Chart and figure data
□ □ □ □
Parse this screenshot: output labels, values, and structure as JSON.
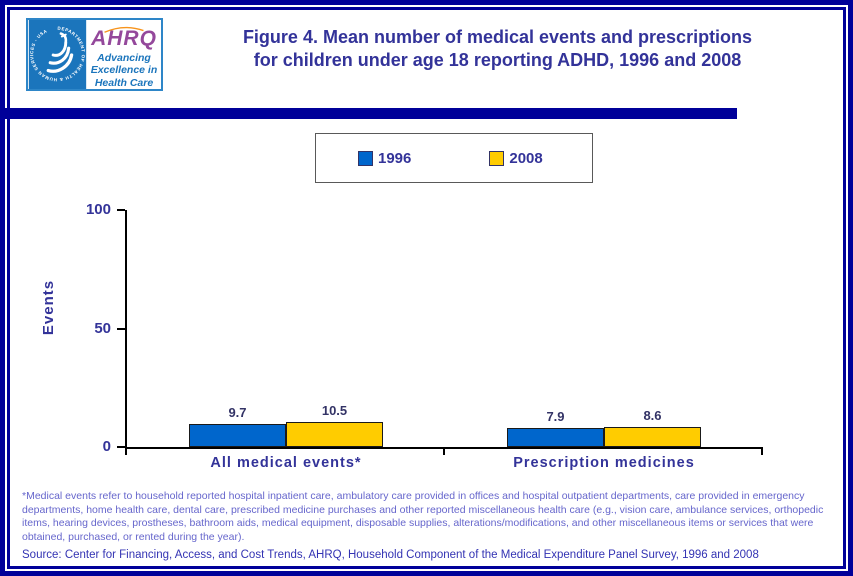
{
  "header": {
    "logo": {
      "seal_text": "DEPARTMENT OF HEALTH & HUMAN SERVICES - USA",
      "org": "AHRQ",
      "tagline_lines": [
        "Advancing",
        "Excellence in",
        "Health Care"
      ]
    },
    "title_line1": "Figure 4. Mean number of medical events and prescriptions",
    "title_line2": "for children under age 18 reporting ADHD, 1996 and 2008"
  },
  "chart_data": {
    "type": "bar",
    "title": "Figure 4. Mean number of medical events and prescriptions for children under age 18 reporting ADHD, 1996 and 2008",
    "categories": [
      "All medical events*",
      "Prescription medicines"
    ],
    "series": [
      {
        "name": "1996",
        "color": "#0066CC",
        "values": [
          9.7,
          7.9
        ]
      },
      {
        "name": "2008",
        "color": "#FFCC00",
        "values": [
          10.5,
          8.6
        ]
      }
    ],
    "ylabel": "Events",
    "xlabel": "",
    "ylim": [
      0,
      100
    ],
    "yticks": [
      0,
      50,
      100
    ],
    "grid": false,
    "legend_position": "top-center",
    "bar_value_labels": true
  },
  "footnote": "*Medical events refer to household reported hospital inpatient care, ambulatory care provided in offices and hospital outpatient departments, care provided in emergency departments, home health care, dental care, prescribed medicine purchases and other reported miscellaneous health care (e.g., vision care, ambulance services, orthopedic items, hearing devices, prostheses, bathroom aids, medical equipment, disposable supplies, alterations/modifications, and other miscellaneous items or services that were obtained, purchased, or rented during the year).",
  "source": "Source: Center for Financing, Access, and Cost Trends, AHRQ, Household Component of the Medical Expenditure Panel Survey, 1996 and 2008",
  "colors": {
    "frame_navy": "#000099",
    "title_text": "#333399",
    "axis_text": "#333399",
    "value_label_text": "#333366",
    "footnote_text": "#6666CC",
    "source_text": "#3333B3",
    "bar_1996": "#0066CC",
    "bar_2008": "#FFCC00",
    "logo_blue": "#1B75BC",
    "logo_purple": "#94489B",
    "logo_arc_orange": "#F7941D"
  }
}
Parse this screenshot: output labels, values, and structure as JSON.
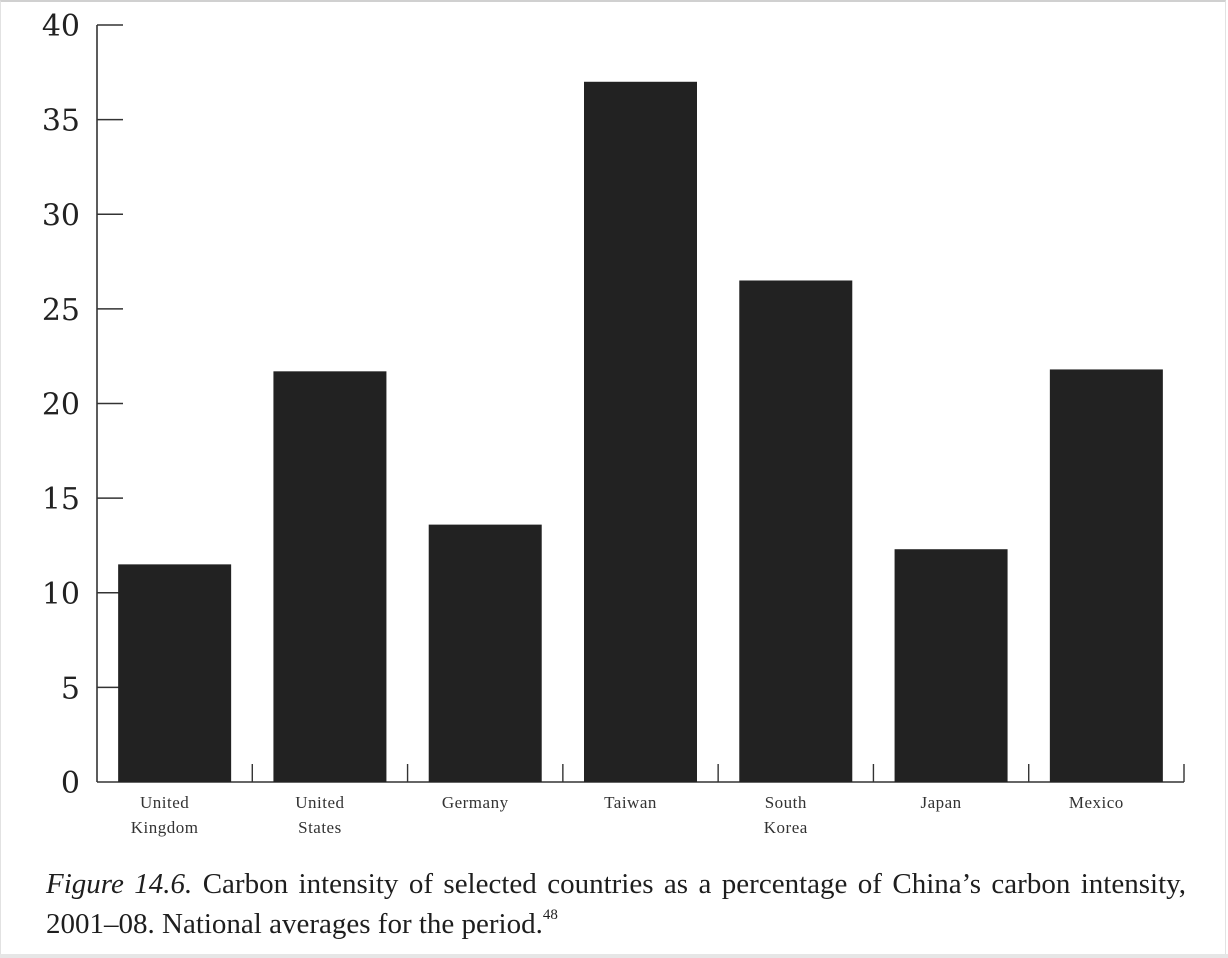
{
  "chart_data": {
    "type": "bar",
    "categories": [
      [
        "United",
        "Kingdom"
      ],
      [
        "United",
        "States"
      ],
      [
        "Germany"
      ],
      [
        "Taiwan"
      ],
      [
        "South",
        "Korea"
      ],
      [
        "Japan"
      ],
      [
        "Mexico"
      ]
    ],
    "values": [
      11.5,
      21.7,
      13.6,
      37.0,
      26.5,
      12.3,
      21.8
    ],
    "ylim": [
      0,
      40
    ],
    "yticks": [
      "0",
      "5",
      "10",
      "15",
      "20",
      "25",
      "30",
      "35",
      "40"
    ],
    "bar_color": "#222222",
    "grid": false,
    "legend": "none"
  },
  "caption": {
    "figure_label": "Figure 14.6.",
    "text": "Carbon intensity of selected countries as a percentage of China’s carbon intensity, 2001–08. National averages for the period.",
    "footnote": "48"
  }
}
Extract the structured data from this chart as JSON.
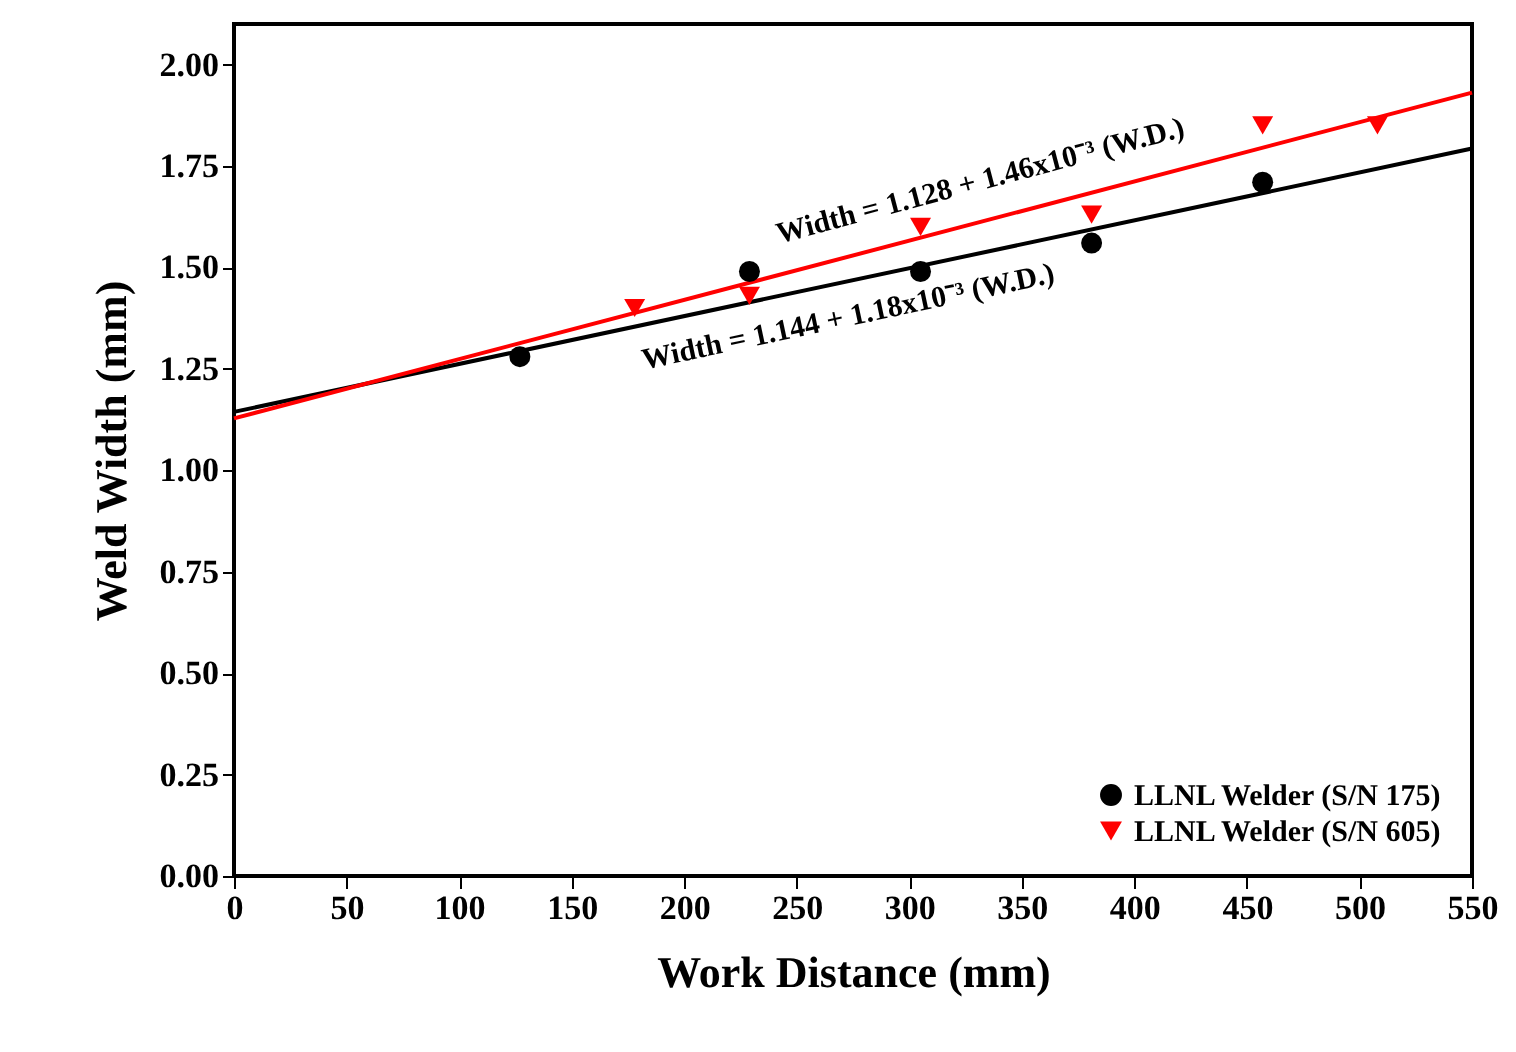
{
  "chart_data": {
    "type": "scatter",
    "xlabel": "Work Distance (mm)",
    "ylabel": "Weld Width (mm)",
    "xlim": [
      0,
      550
    ],
    "xticks": [
      0,
      50,
      100,
      150,
      200,
      250,
      300,
      350,
      400,
      450,
      500,
      550
    ],
    "ylim": [
      0,
      2.1
    ],
    "yticks": [
      {
        "value": 0,
        "label": "0.00"
      },
      0.25,
      {
        "value": 0.5,
        "label": "0.50"
      },
      0.75,
      {
        "value": 1,
        "label": "1.00"
      },
      1.25,
      {
        "value": 1.5,
        "label": "1.50"
      },
      1.75,
      {
        "value": 2,
        "label": "2.00"
      }
    ],
    "legend": "bottom right",
    "grid": false,
    "series": [
      {
        "name": "LLNL Welder (S/N 175)",
        "color": "#000000",
        "marker": "circle",
        "x": [
          127,
          229,
          305,
          381,
          457
        ],
        "values": [
          1.28,
          1.49,
          1.49,
          1.56,
          1.71
        ]
      },
      {
        "name": "LLNL Welder (S/N 605)",
        "color": "#ff0000",
        "marker": "triangle",
        "x": [
          178,
          229,
          305,
          381,
          457,
          508
        ],
        "values": [
          1.4,
          1.43,
          1.6,
          1.63,
          1.85,
          1.85
        ]
      },
      {
        "type": "line",
        "color": "#000000",
        "x": [
          0,
          550
        ],
        "values": [
          1.144,
          1.793
        ]
      },
      {
        "type": "line",
        "color": "#ff0000",
        "x": [
          0,
          550
        ],
        "values": [
          1.128,
          1.931
        ]
      }
    ],
    "annotations": [
      "Width = 1.128 + 1.46x10⁻³ (W.D.)",
      "Width = 1.144 + 1.18x10⁻³ (W.D.)"
    ]
  }
}
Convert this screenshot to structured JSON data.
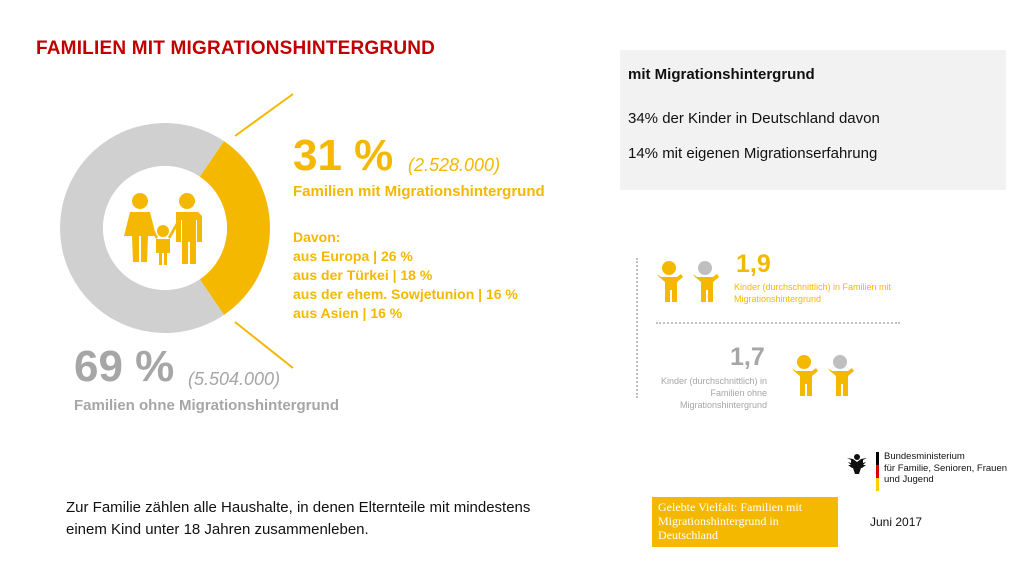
{
  "title": "FAMILIEN MIT MIGRATIONSHINTERGRUND",
  "donut": {
    "with": {
      "percent": "31 %",
      "count": "(2.528.000)",
      "label": "Familien mit Migrationshintergrund",
      "share": 0.31,
      "color": "#f5b800"
    },
    "without": {
      "percent": "69 %",
      "count": "(5.504.000)",
      "label": "Familien ohne Migrationshintergrund",
      "share": 0.69,
      "color": "#d0d0d0"
    },
    "breakdown": {
      "heading": "Davon:",
      "items": [
        "aus Europa | 26 %",
        "aus der Türkei | 18 %",
        "aus der ehem. Sowjetunion | 16 %",
        "aus Asien | 16 %"
      ]
    }
  },
  "infobox": {
    "heading": "mit Migrationshintergrund",
    "line1": "34% der Kinder in Deutschland davon",
    "line2": "14% mit eigenen Migrationserfahrung"
  },
  "children": {
    "with": {
      "value": "1,9",
      "label": "Kinder (durchschnittlich) in Familien mit Migrationshintergrund"
    },
    "without": {
      "value": "1,7",
      "label": "Kinder (durchschnittlich) in Familien ohne Migrationshintergrund"
    }
  },
  "footnote": "Zur Familie zählen alle Haushalte, in denen Elternteile mit mindestens einem Kind unter 18 Jahren zusammenleben.",
  "brochure": "Gelebte Vielfalt: Familien mit Migrationshintergrund in Deutschland",
  "ministry": {
    "line1": "Bundesministerium",
    "line2": "für Familie, Senioren, Frauen",
    "line3": "und Jugend"
  },
  "date": "Juni 2017",
  "colors": {
    "accent": "#f5b800",
    "grey": "#a6a6a6",
    "title": "#c00000"
  }
}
□ □ □ □
- _WORK TO DO_
Leave the pictures out and output the rest of the listing exactly.

- _EXERCISE SOLUTION_
Parse this screenshot: output labels, values, and structure as JSON.
{
  "header": {
    "logo": {
      "seal_text": "DEPARTMENT OF HEALTH & HUMAN SERVICES - USA",
      "org": "AHRQ",
      "tagline_lines": [
        "Advancing",
        "Excellence in",
        "Health Care"
      ]
    },
    "title_line1": "Figure 4. Mean number of medical events and prescriptions",
    "title_line2": "for children under age 18 reporting ADHD, 1996 and 2008"
  },
  "chart_data": {
    "type": "bar",
    "title": "Figure 4. Mean number of medical events and prescriptions for children under age 18 reporting ADHD, 1996 and 2008",
    "categories": [
      "All medical events*",
      "Prescription medicines"
    ],
    "series": [
      {
        "name": "1996",
        "color": "#0066CC",
        "values": [
          9.7,
          7.9
        ]
      },
      {
        "name": "2008",
        "color": "#FFCC00",
        "values": [
          10.5,
          8.6
        ]
      }
    ],
    "ylabel": "Events",
    "xlabel": "",
    "ylim": [
      0,
      100
    ],
    "yticks": [
      0,
      50,
      100
    ],
    "grid": false,
    "legend_position": "top-center",
    "bar_value_labels": true
  },
  "footnote": "*Medical events refer to household reported hospital inpatient care, ambulatory care provided in offices and hospital outpatient departments, care provided in emergency departments, home health care, dental care, prescribed medicine purchases and other reported miscellaneous health care (e.g., vision care, ambulance services, orthopedic items, hearing devices, prostheses, bathroom aids, medical equipment, disposable supplies, alterations/modifications, and other miscellaneous items or services that were obtained, purchased, or rented during the year).",
  "source": "Source: Center for Financing, Access, and Cost Trends, AHRQ, Household Component of the Medical Expenditure Panel Survey, 1996 and 2008",
  "colors": {
    "frame_navy": "#000099",
    "title_text": "#333399",
    "axis_text": "#333399",
    "value_label_text": "#333366",
    "footnote_text": "#6666CC",
    "source_text": "#3333B3",
    "bar_1996": "#0066CC",
    "bar_2008": "#FFCC00",
    "logo_blue": "#1B75BC",
    "logo_purple": "#94489B",
    "logo_arc_orange": "#F7941D"
  }
}
Parse this screenshot: output labels, values, and structure as JSON.
{
  "chart_data": {
    "type": "bar",
    "categories": [
      [
        "United",
        "Kingdom"
      ],
      [
        "United",
        "States"
      ],
      [
        "Germany"
      ],
      [
        "Taiwan"
      ],
      [
        "South",
        "Korea"
      ],
      [
        "Japan"
      ],
      [
        "Mexico"
      ]
    ],
    "values": [
      11.5,
      21.7,
      13.6,
      37.0,
      26.5,
      12.3,
      21.8
    ],
    "ylim": [
      0,
      40
    ],
    "yticks": [
      "0",
      "5",
      "10",
      "15",
      "20",
      "25",
      "30",
      "35",
      "40"
    ],
    "bar_color": "#222222",
    "grid": false,
    "legend": "none"
  },
  "caption": {
    "figure_label": "Figure 14.6.",
    "text": "Carbon intensity of selected countries as a percentage of China’s carbon intensity, 2001–08. National averages for the period.",
    "footnote": "48"
  }
}
Extract the structured data from this chart as JSON.
{
  "chart_data": {
    "type": "scatter",
    "xlabel": "Work Distance (mm)",
    "ylabel": "Weld Width (mm)",
    "xlim": [
      0,
      550
    ],
    "xticks": [
      0,
      50,
      100,
      150,
      200,
      250,
      300,
      350,
      400,
      450,
      500,
      550
    ],
    "ylim": [
      0,
      2.1
    ],
    "yticks": [
      {
        "value": 0,
        "label": "0.00"
      },
      0.25,
      {
        "value": 0.5,
        "label": "0.50"
      },
      0.75,
      {
        "value": 1,
        "label": "1.00"
      },
      1.25,
      {
        "value": 1.5,
        "label": "1.50"
      },
      1.75,
      {
        "value": 2,
        "label": "2.00"
      }
    ],
    "legend": "bottom right",
    "grid": false,
    "series": [
      {
        "name": "LLNL Welder (S/N 175)",
        "color": "#000000",
        "marker": "circle",
        "x": [
          127,
          229,
          305,
          381,
          457
        ],
        "values": [
          1.28,
          1.49,
          1.49,
          1.56,
          1.71
        ]
      },
      {
        "name": "LLNL Welder (S/N 605)",
        "color": "#ff0000",
        "marker": "triangle",
        "x": [
          178,
          229,
          305,
          381,
          457,
          508
        ],
        "values": [
          1.4,
          1.43,
          1.6,
          1.63,
          1.85,
          1.85
        ]
      },
      {
        "type": "line",
        "color": "#000000",
        "x": [
          0,
          550
        ],
        "values": [
          1.144,
          1.793
        ]
      },
      {
        "type": "line",
        "color": "#ff0000",
        "x": [
          0,
          550
        ],
        "values": [
          1.128,
          1.931
        ]
      }
    ],
    "annotations": [
      "Width = 1.128 + 1.46x10⁻³ (W.D.)",
      "Width = 1.144 + 1.18x10⁻³ (W.D.)"
    ]
  }
}
Convert this screenshot to structured JSON data.
{
  "title": "FAMILIEN MIT MIGRATIONSHINTERGRUND",
  "donut": {
    "with": {
      "percent": "31 %",
      "count": "(2.528.000)",
      "label": "Familien mit Migrationshintergrund",
      "share": 0.31,
      "color": "#f5b800"
    },
    "without": {
      "percent": "69 %",
      "count": "(5.504.000)",
      "label": "Familien ohne Migrationshintergrund",
      "share": 0.69,
      "color": "#d0d0d0"
    },
    "breakdown": {
      "heading": "Davon:",
      "items": [
        "aus Europa | 26 %",
        "aus der Türkei | 18 %",
        "aus der ehem. Sowjetunion | 16 %",
        "aus Asien | 16 %"
      ]
    }
  },
  "infobox": {
    "heading": "mit Migrationshintergrund",
    "line1": "34% der Kinder in Deutschland davon",
    "line2": "14% mit eigenen Migrationserfahrung"
  },
  "children": {
    "with": {
      "value": "1,9",
      "label": "Kinder (durchschnittlich) in Familien mit Migrationshintergrund"
    },
    "without": {
      "value": "1,7",
      "label": "Kinder (durchschnittlich) in Familien ohne Migrationshintergrund"
    }
  },
  "footnote": "Zur Familie zählen alle Haushalte, in denen Elternteile mit mindestens einem Kind unter 18 Jahren zusammenleben.",
  "brochure": "Gelebte Vielfalt: Familien mit Migrationshintergrund in Deutschland",
  "ministry": {
    "line1": "Bundesministerium",
    "line2": "für Familie, Senioren, Frauen",
    "line3": "und Jugend"
  },
  "date": "Juni 2017",
  "colors": {
    "accent": "#f5b800",
    "grey": "#a6a6a6",
    "title": "#c00000"
  }
}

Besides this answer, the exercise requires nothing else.